**EXERCISE GOAL**
Filter these entries, keeping only lines that hold the word "following".
= = = =
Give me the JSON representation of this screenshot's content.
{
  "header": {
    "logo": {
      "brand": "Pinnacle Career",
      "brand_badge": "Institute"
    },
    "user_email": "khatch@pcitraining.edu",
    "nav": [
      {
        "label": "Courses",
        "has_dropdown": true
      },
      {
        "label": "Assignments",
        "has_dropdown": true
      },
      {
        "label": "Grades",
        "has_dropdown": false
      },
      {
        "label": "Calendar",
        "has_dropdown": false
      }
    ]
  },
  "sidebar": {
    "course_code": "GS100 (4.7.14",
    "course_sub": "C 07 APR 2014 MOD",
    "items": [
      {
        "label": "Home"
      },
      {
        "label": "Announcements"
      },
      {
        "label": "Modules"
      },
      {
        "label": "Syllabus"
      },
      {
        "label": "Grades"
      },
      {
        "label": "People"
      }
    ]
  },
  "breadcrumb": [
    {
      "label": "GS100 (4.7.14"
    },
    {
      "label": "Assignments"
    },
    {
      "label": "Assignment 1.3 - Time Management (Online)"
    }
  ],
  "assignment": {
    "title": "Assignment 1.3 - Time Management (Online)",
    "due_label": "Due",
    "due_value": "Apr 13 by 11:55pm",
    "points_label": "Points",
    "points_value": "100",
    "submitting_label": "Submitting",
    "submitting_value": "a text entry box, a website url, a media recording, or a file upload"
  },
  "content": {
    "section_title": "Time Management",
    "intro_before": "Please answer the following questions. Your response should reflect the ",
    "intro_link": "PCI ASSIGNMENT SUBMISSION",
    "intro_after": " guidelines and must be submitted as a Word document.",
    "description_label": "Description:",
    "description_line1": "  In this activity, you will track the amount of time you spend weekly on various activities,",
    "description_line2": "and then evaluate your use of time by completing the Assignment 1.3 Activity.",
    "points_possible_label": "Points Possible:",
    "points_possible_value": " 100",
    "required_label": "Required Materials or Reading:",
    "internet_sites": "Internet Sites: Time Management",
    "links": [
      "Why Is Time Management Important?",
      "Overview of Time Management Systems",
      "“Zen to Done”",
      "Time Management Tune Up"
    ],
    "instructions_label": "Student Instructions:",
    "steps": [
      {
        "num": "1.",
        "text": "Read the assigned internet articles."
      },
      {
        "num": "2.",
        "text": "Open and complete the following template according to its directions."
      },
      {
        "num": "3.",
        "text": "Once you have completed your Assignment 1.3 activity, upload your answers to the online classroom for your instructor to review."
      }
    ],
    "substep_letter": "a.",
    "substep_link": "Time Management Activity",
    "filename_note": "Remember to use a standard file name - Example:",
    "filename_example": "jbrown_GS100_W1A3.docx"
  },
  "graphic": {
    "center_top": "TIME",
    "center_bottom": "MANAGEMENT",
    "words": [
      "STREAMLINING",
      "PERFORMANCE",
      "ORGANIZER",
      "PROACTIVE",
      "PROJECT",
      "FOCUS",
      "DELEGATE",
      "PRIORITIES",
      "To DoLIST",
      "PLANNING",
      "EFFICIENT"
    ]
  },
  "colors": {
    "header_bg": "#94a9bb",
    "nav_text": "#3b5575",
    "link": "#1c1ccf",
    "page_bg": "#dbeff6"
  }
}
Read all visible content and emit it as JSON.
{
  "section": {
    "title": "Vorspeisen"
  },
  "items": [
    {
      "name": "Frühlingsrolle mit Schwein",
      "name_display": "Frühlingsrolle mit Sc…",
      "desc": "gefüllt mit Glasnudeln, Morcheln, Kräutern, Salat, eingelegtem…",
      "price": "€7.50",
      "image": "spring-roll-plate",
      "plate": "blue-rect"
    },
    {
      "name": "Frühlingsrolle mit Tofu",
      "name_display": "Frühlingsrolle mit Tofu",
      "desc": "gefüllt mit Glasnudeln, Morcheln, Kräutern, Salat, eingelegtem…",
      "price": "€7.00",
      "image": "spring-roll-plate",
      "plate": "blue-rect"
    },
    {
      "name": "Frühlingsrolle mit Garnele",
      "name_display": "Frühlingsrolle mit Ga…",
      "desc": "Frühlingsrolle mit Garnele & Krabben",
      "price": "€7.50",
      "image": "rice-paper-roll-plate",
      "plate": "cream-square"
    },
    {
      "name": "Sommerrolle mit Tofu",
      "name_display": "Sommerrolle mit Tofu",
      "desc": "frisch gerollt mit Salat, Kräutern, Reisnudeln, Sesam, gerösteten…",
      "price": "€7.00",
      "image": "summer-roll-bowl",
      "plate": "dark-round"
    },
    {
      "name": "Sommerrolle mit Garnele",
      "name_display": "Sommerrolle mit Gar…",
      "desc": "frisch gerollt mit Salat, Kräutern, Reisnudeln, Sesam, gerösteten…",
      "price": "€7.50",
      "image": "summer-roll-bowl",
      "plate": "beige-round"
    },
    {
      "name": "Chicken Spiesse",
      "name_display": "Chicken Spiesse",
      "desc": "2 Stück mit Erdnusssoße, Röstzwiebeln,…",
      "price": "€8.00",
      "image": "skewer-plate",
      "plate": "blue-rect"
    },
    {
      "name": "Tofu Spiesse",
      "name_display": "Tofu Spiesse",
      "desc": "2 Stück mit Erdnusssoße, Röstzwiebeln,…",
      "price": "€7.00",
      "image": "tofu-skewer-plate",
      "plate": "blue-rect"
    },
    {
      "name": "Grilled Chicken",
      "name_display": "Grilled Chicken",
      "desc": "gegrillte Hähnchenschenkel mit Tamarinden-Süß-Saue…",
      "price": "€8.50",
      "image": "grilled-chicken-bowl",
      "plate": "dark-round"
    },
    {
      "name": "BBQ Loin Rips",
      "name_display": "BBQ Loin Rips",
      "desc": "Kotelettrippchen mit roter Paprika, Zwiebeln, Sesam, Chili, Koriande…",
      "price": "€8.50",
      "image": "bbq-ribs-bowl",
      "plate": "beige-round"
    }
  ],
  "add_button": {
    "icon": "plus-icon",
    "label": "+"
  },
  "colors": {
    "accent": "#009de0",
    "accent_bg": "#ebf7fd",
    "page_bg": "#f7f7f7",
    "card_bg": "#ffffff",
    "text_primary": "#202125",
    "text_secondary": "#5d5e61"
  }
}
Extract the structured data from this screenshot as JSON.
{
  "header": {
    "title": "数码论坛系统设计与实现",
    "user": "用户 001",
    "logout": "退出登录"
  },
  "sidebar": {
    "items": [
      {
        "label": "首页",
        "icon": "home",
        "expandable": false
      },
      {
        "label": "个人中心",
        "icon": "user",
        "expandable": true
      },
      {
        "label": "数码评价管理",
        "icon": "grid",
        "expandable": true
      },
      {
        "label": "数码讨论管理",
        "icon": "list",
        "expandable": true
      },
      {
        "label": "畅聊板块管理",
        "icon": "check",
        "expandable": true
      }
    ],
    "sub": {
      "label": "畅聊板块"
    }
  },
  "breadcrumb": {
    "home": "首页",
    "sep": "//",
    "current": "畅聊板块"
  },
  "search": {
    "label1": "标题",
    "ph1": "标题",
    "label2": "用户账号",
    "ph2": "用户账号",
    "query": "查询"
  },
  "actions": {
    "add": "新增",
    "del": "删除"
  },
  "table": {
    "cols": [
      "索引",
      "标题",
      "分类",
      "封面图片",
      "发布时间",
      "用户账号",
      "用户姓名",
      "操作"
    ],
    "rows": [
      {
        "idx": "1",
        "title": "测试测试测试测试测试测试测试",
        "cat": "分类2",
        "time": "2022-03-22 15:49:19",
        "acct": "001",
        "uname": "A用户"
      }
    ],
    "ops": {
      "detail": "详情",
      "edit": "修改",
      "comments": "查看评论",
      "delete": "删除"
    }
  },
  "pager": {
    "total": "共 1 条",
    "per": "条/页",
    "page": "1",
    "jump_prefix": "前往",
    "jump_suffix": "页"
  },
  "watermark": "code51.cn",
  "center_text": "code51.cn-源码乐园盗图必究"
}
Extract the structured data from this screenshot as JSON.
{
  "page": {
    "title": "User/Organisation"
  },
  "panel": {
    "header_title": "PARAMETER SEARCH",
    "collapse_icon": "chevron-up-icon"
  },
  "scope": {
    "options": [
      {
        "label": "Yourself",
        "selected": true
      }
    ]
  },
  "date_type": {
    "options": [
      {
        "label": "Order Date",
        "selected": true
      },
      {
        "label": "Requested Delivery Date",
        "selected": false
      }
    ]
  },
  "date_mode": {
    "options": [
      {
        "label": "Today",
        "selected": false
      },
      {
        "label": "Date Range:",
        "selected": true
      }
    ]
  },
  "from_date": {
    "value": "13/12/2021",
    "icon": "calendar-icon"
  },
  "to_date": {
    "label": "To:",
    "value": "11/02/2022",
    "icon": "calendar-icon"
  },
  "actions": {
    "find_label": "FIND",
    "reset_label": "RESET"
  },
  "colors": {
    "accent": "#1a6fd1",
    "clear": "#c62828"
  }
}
= = = =
**OUTPUT**
    "intro_before": "Please answer the following questions. Your response should reflect the ",
        "text": "Open and complete the following template according to its directions."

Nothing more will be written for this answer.